**Task to complete:**
The records that follow must be repeated verbatim, every one of them.

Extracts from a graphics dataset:
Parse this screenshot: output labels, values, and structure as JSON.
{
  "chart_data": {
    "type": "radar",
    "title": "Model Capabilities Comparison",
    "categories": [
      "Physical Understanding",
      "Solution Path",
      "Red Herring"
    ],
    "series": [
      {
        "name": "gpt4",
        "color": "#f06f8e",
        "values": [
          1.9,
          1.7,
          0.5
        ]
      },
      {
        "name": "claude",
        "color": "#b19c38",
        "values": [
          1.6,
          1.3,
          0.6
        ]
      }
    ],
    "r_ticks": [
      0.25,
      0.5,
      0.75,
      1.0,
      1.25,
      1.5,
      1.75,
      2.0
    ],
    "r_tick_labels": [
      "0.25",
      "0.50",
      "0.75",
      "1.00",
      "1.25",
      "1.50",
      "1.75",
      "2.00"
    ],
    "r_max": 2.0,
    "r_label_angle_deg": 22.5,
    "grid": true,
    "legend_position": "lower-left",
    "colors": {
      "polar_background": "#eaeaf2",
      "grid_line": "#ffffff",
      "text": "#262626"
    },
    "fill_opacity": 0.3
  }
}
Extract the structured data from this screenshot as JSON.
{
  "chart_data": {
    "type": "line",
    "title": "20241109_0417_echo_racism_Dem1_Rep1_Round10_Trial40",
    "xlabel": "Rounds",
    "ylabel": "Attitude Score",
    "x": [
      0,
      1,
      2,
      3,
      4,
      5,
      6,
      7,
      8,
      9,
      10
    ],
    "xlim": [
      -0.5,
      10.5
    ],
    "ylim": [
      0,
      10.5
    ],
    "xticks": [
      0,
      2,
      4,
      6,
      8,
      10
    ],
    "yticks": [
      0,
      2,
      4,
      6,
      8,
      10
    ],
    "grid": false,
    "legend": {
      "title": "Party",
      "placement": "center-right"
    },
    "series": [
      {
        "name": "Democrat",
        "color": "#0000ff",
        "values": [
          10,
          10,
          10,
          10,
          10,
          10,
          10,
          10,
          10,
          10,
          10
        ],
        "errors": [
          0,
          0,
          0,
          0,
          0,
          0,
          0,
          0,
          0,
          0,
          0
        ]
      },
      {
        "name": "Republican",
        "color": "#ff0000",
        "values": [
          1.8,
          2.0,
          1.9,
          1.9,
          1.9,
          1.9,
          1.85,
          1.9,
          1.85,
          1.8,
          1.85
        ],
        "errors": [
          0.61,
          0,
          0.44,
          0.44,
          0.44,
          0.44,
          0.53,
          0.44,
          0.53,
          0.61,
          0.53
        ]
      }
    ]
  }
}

**Solution:**
Parse this screenshot: output labels, values, and structure as JSON.
{
  "chart_data": {
    "type": "radar",
    "title": "Model Capabilities Comparison",
    "categories": [
      "Physical Understanding",
      "Solution Path",
      "Red Herring"
    ],
    "series": [
      {
        "name": "gpt4",
        "color": "#f06f8e",
        "values": [
          1.9,
          1.7,
          0.5
        ]
      },
      {
        "name": "claude",
        "color": "#b19c38",
        "values": [
          1.6,
          1.3,
          0.6
        ]
      }
    ],
    "r_ticks": [
      0.25,
      0.5,
      0.75,
      1.0,
      1.25,
      1.5,
      1.75,
      2.0
    ],
    "r_tick_labels": [
      "0.25",
      "0.50",
      "0.75",
      "1.00",
      "1.25",
      "1.50",
      "1.75",
      "2.00"
    ],
    "r_max": 2.0,
    "r_label_angle_deg": 22.5,
    "grid": true,
    "legend_position": "lower-left",
    "colors": {
      "polar_background": "#eaeaf2",
      "grid_line": "#ffffff",
      "text": "#262626"
    },
    "fill_opacity": 0.3
  }
}
Extract the structured data from this screenshot as JSON.
{
  "chart_data": {
    "type": "line",
    "title": "20241109_0417_echo_racism_Dem1_Rep1_Round10_Trial40",
    "xlabel": "Rounds",
    "ylabel": "Attitude Score",
    "x": [
      0,
      1,
      2,
      3,
      4,
      5,
      6,
      7,
      8,
      9,
      10
    ],
    "xlim": [
      -0.5,
      10.5
    ],
    "ylim": [
      0,
      10.5
    ],
    "xticks": [
      0,
      2,
      4,
      6,
      8,
      10
    ],
    "yticks": [
      0,
      2,
      4,
      6,
      8,
      10
    ],
    "grid": false,
    "legend": {
      "title": "Party",
      "placement": "center-right"
    },
    "series": [
      {
        "name": "Democrat",
        "color": "#0000ff",
        "values": [
          10,
          10,
          10,
          10,
          10,
          10,
          10,
          10,
          10,
          10,
          10
        ],
        "errors": [
          0,
          0,
          0,
          0,
          0,
          0,
          0,
          0,
          0,
          0,
          0
        ]
      },
      {
        "name": "Republican",
        "color": "#ff0000",
        "values": [
          1.8,
          2.0,
          1.9,
          1.9,
          1.9,
          1.9,
          1.85,
          1.9,
          1.85,
          1.8,
          1.85
        ],
        "errors": [
          0.61,
          0,
          0.44,
          0.44,
          0.44,
          0.44,
          0.53,
          0.44,
          0.53,
          0.61,
          0.53
        ]
      }
    ]
  }
}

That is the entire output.